*** RECORD SET

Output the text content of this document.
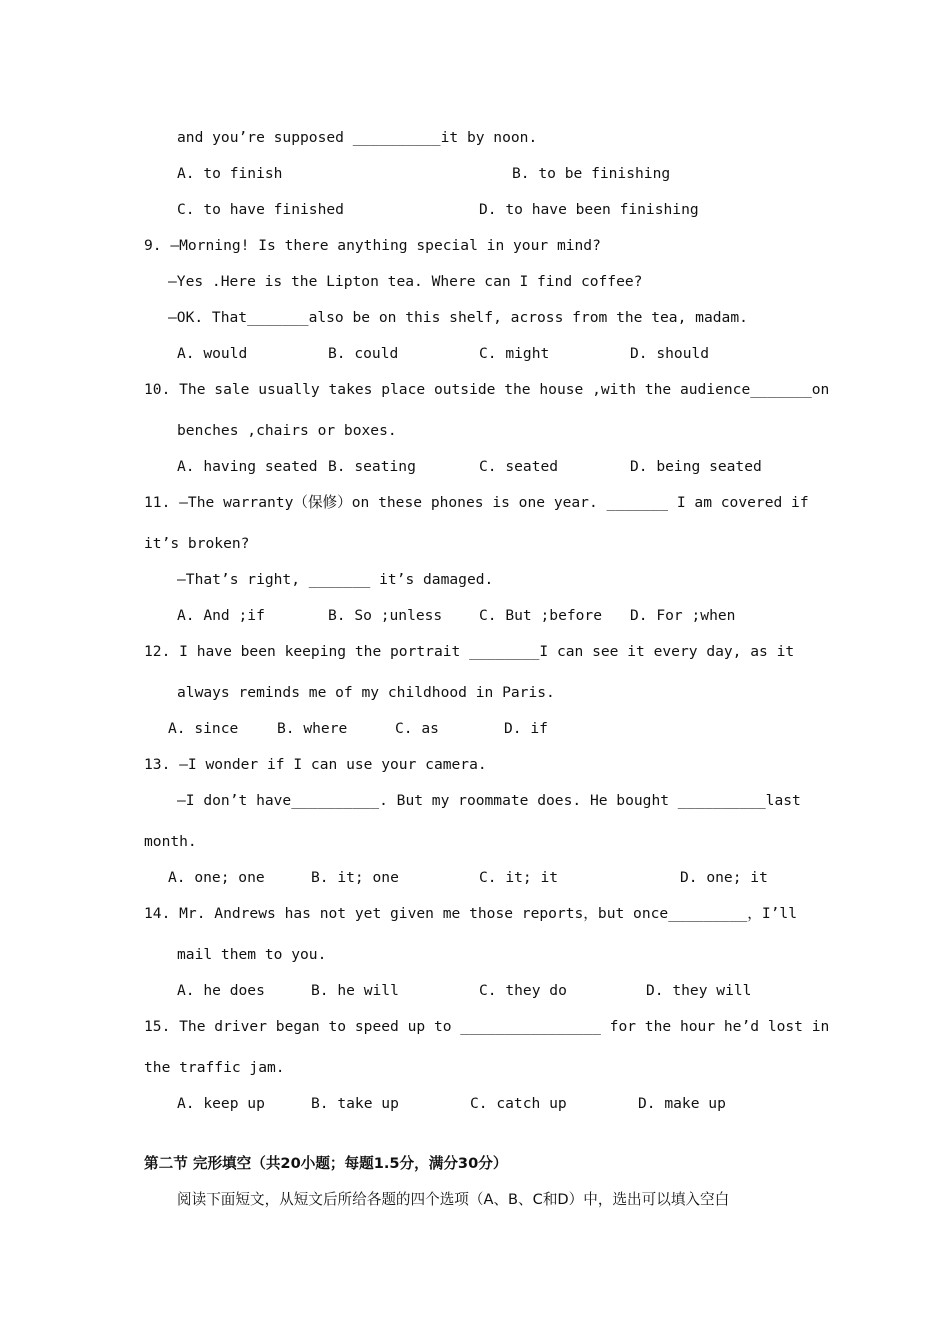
and you’re supposed __________it by noon.
A. to finish	B. to be finishing
C. to have finished	D. to have been finishing
9. —Morning! Is there anything special in your mind?
—Yes .Here is the Lipton tea. Where can I find coffee?
—OK. That_______also be on this shelf, across from the tea, madam.
A. would	B. could	C. might	D. should
10. The sale usually takes place outside the house ,with the audience_______on
benches ,chairs or boxes.
A. having seated B. seating	C. seated	D. being seated
11. —The warranty（保修）on these phones is one year. _______ I am covered if
it’s broken?
—That’s right, _______ it’s damaged.
A. And ;if	B. So ;unless	C. But ;before D. For ;when
12. I have been keeping the portrait ________I can see it every day, as it
always reminds me of my childhood in Paris.
A. since	B. where	C. as	D. if
13. —I wonder if I can use your camera.
—I don’t have__________. But my roommate does. He bought __________last
month.
A. one; one	B. it; one	C. it; it	D. one; it
14. Mr. Andrews has not yet given me those reports，but once_________，I’ll
mail them to you.
A. he does	B. he will	C. they do	D. they will
15. The driver began to speed up to ________________ for the hour he’d lost in
the traffic jam.
A. keep up	B. take up	C. catch up	D. make up
第二节 完形填空（共20小题；每题1.5分，满分30分）
阅读下面短文，从短文后所给各题的四个选项（A、B、C和D）中，选出可以填入空白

******

WHAT IS EXPECTED
Retype each record exactly as it stands, but do not include the pictures.

EXERCISE ANSWER
Output the text content of this document.
and you’re supposed __________it by noon.
A. to finish	B. to be finishing
C. to have finished	D. to have been finishing
9. —Morning! Is there anything special in your mind?
—Yes .Here is the Lipton tea. Where can I find coffee?
—OK. That_______also be on this shelf, across from the tea, madam.
A. would	B. could	C. might	D. should
10. The sale usually takes place outside the house ,with the audience_______on
benches ,chairs or boxes.
A. having seated B. seating	C. seated	D. being seated
11. —The warranty（保修）on these phones is one year. _______ I am covered if
it’s broken?
—That’s right, _______ it’s damaged.
A. And ;if	B. So ;unless	C. But ;before D. For ;when
12. I have been keeping the portrait ________I can see it every day, as it
always reminds me of my childhood in Paris.
A. since	B. where	C. as	D. if
13. —I wonder if I can use your camera.
—I don’t have__________. But my roommate does. He bought __________last
month.
A. one; one	B. it; one	C. it; it	D. one; it
14. Mr. Andrews has not yet given me those reports，but once_________，I’ll
mail them to you.
A. he does	B. he will	C. they do	D. they will
15. The driver began to speed up to ________________ for the hour he’d lost in
the traffic jam.
A. keep up	B. take up	C. catch up	D. make up
第二节 完形填空（共20小题；每题1.5分，满分30分）
阅读下面短文，从短文后所给各题的四个选项（A、B、C和D）中，选出可以填入空白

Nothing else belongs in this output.